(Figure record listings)
^^^^

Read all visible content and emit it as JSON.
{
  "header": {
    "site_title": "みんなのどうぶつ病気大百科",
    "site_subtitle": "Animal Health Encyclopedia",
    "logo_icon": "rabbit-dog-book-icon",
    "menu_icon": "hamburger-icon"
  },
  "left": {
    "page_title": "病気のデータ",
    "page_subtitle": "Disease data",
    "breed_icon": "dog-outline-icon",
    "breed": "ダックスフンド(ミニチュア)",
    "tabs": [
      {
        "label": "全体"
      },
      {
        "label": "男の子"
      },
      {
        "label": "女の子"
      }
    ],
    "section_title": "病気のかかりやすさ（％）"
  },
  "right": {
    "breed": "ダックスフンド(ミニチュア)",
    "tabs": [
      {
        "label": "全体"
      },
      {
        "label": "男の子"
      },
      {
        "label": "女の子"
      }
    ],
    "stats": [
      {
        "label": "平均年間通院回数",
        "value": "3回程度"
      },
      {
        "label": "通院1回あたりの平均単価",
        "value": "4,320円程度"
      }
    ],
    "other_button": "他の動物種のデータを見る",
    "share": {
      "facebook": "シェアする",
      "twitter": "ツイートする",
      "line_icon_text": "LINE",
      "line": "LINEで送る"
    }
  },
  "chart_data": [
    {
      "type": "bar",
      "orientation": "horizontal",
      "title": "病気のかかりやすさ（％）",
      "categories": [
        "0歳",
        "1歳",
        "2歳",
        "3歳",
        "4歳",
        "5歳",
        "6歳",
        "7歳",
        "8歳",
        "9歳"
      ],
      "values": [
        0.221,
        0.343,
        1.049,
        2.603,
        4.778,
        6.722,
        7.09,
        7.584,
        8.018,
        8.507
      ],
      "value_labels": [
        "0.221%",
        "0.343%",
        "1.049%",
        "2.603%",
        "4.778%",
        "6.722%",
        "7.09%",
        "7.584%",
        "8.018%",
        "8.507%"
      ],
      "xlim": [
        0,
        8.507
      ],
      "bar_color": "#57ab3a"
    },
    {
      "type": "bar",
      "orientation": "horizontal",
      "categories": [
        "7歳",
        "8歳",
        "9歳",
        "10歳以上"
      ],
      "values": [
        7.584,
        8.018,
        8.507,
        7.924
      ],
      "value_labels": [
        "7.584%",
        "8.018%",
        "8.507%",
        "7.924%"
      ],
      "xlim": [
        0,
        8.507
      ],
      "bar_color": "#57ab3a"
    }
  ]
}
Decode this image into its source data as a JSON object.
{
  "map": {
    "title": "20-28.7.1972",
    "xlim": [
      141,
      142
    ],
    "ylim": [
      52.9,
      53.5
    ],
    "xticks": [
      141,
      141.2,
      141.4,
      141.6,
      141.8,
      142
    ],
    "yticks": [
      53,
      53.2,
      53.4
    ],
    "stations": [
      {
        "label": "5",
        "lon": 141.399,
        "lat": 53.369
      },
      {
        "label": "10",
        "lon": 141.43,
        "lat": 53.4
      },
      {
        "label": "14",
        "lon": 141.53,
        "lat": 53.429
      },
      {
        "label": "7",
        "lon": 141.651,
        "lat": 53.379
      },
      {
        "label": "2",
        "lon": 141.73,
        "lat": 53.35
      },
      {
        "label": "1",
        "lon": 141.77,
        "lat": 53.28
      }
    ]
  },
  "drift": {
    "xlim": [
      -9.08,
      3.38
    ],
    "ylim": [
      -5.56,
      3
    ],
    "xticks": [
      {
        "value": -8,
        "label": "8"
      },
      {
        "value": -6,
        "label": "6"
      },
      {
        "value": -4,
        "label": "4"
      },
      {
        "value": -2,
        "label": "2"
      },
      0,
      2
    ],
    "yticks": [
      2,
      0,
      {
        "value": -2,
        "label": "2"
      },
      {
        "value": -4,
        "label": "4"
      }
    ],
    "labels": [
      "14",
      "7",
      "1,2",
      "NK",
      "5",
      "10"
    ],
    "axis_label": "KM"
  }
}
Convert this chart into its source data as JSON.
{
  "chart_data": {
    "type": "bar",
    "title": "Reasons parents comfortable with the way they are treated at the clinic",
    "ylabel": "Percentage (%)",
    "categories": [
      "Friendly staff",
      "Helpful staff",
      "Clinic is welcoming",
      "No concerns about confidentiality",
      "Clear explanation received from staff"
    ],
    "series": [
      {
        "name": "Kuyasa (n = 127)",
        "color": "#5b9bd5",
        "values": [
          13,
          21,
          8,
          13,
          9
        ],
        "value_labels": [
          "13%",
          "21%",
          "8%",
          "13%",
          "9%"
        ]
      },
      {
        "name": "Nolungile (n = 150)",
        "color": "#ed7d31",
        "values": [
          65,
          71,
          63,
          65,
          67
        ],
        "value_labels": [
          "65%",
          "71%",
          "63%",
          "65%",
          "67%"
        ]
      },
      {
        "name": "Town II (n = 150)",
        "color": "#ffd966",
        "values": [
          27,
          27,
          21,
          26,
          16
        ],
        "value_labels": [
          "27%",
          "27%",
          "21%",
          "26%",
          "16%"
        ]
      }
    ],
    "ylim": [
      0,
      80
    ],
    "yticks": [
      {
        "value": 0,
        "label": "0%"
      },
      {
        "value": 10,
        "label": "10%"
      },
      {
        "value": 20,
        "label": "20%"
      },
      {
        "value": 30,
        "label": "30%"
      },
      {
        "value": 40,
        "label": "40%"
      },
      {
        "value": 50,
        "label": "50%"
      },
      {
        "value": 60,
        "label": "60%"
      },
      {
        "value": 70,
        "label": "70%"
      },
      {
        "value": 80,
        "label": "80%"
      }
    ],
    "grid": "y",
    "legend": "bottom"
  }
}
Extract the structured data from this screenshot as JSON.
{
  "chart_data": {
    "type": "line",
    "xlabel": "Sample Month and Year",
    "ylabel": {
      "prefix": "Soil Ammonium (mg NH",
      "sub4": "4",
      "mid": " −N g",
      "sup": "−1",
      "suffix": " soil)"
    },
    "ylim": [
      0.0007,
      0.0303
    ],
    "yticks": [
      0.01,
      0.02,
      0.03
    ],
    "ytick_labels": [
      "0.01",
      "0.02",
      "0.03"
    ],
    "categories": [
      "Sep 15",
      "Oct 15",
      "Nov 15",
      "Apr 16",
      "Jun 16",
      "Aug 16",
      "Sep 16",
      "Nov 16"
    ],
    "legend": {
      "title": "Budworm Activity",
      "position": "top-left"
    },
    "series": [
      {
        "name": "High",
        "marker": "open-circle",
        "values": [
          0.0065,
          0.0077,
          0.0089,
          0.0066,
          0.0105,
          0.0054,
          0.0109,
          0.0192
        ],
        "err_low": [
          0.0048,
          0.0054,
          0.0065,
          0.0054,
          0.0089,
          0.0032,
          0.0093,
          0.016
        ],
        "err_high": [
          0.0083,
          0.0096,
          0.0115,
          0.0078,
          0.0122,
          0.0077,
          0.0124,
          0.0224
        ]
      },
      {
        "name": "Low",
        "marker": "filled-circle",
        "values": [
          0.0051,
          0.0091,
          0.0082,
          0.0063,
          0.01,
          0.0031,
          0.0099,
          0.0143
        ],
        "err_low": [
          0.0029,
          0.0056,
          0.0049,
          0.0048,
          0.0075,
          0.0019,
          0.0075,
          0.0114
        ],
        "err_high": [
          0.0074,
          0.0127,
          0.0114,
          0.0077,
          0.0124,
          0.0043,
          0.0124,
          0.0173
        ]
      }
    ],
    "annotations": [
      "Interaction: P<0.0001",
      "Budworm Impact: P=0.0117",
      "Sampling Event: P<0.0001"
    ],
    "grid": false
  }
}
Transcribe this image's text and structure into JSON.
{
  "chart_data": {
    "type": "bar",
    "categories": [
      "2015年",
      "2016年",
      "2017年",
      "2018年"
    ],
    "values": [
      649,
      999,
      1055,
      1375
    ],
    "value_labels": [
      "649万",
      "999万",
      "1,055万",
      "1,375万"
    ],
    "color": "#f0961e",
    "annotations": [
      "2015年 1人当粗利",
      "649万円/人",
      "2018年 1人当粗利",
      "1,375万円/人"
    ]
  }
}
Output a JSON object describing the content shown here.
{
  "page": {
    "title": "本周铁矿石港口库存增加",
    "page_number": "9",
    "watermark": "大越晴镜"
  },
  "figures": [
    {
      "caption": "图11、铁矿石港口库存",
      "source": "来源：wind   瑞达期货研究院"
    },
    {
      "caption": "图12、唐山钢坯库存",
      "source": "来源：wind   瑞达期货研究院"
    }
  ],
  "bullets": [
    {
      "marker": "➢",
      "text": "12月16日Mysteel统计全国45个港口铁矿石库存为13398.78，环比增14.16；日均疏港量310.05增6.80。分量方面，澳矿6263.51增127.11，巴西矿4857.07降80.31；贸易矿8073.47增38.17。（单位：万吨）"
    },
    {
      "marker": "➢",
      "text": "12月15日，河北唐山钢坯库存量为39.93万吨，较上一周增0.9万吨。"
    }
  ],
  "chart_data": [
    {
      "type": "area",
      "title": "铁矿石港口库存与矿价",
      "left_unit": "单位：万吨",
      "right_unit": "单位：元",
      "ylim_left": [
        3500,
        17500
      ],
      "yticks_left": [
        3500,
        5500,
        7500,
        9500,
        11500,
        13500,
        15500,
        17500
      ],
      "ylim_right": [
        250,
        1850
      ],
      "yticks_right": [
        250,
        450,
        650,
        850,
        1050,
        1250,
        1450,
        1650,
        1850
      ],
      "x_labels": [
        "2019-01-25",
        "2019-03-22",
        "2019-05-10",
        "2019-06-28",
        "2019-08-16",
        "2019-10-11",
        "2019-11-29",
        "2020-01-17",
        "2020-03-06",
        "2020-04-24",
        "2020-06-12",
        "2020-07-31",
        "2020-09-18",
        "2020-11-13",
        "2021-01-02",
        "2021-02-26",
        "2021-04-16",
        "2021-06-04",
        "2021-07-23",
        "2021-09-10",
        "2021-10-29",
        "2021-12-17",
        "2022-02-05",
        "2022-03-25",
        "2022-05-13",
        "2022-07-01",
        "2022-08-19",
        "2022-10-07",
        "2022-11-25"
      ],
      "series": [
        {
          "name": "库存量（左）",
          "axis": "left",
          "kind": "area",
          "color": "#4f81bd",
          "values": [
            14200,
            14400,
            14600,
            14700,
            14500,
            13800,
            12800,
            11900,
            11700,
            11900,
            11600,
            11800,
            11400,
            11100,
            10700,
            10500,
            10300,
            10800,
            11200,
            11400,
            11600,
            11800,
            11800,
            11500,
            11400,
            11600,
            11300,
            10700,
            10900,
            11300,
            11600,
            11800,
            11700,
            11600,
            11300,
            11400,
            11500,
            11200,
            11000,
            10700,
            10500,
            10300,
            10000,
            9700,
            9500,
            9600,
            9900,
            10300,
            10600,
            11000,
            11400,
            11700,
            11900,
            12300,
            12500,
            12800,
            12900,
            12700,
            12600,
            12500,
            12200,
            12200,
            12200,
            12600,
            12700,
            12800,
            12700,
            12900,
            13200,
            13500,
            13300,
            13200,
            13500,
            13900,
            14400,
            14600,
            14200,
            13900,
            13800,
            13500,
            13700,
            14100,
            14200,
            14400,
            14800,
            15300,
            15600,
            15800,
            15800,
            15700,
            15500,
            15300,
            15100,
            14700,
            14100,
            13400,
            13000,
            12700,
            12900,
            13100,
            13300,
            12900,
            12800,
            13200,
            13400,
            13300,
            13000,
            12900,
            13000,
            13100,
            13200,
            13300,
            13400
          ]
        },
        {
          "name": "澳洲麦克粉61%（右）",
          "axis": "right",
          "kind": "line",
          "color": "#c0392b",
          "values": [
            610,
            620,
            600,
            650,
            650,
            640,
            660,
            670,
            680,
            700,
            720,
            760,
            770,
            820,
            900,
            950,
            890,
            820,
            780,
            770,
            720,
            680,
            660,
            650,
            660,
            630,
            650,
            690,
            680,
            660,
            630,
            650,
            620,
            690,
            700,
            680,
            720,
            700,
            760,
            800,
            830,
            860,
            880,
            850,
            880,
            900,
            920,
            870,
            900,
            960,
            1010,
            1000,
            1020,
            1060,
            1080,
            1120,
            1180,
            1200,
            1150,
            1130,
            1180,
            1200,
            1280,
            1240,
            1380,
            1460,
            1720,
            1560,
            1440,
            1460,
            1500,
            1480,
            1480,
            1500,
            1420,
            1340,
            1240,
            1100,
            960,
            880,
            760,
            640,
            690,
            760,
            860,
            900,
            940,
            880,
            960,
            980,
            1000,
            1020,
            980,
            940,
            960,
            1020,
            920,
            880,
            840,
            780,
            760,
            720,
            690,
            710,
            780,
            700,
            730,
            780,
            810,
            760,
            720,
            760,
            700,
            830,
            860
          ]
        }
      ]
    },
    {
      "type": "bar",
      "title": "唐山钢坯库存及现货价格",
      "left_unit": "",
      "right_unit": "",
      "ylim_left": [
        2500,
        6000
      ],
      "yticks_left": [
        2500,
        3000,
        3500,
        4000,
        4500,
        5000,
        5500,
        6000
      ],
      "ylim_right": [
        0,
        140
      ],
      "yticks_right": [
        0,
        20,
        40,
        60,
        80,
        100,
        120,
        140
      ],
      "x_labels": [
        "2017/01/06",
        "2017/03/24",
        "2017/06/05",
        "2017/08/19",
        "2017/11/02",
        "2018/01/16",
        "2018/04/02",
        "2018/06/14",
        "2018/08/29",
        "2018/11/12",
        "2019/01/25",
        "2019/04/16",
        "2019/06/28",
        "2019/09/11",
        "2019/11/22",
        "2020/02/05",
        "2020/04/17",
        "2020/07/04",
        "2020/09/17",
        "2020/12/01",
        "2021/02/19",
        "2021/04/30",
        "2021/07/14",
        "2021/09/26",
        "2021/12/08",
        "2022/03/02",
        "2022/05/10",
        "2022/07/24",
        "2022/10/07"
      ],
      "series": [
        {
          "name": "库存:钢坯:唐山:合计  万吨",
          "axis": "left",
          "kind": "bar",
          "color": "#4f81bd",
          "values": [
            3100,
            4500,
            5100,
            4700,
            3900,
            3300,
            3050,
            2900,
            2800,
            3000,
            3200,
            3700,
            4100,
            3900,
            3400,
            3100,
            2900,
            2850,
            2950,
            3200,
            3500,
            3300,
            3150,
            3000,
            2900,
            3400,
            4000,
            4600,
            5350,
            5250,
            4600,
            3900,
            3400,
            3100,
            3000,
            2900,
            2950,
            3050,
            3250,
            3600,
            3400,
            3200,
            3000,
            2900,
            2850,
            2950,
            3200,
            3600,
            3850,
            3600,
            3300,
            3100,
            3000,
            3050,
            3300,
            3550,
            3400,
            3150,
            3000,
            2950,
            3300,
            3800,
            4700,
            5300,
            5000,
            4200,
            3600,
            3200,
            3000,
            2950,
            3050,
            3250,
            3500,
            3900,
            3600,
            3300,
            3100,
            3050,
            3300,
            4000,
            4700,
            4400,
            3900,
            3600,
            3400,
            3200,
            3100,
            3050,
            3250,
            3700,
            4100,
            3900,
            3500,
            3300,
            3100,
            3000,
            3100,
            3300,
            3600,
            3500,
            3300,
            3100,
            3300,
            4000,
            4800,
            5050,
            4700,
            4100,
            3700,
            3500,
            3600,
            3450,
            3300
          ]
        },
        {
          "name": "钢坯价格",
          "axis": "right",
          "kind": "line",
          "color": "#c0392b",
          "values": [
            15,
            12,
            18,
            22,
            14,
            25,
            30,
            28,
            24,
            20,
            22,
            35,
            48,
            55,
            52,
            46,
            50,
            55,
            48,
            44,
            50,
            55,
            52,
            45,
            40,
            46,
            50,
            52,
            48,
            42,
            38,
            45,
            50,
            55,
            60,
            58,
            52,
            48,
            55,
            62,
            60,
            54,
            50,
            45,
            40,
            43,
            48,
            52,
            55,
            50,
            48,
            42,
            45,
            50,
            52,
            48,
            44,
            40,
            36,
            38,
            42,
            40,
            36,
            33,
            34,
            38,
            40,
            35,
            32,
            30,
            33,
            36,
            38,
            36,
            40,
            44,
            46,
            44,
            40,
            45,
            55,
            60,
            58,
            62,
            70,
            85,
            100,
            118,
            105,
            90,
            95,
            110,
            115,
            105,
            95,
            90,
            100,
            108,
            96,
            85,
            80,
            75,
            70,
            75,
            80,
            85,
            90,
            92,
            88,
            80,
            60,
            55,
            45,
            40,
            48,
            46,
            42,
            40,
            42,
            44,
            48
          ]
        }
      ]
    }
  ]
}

^^^^

» **Given exercise**: Find the word "kind" in the material, then list each line that holds it.

» **Correct result**:
          "kind": "area",
          "kind": "line",
          "kind": "bar",
          "kind": "line",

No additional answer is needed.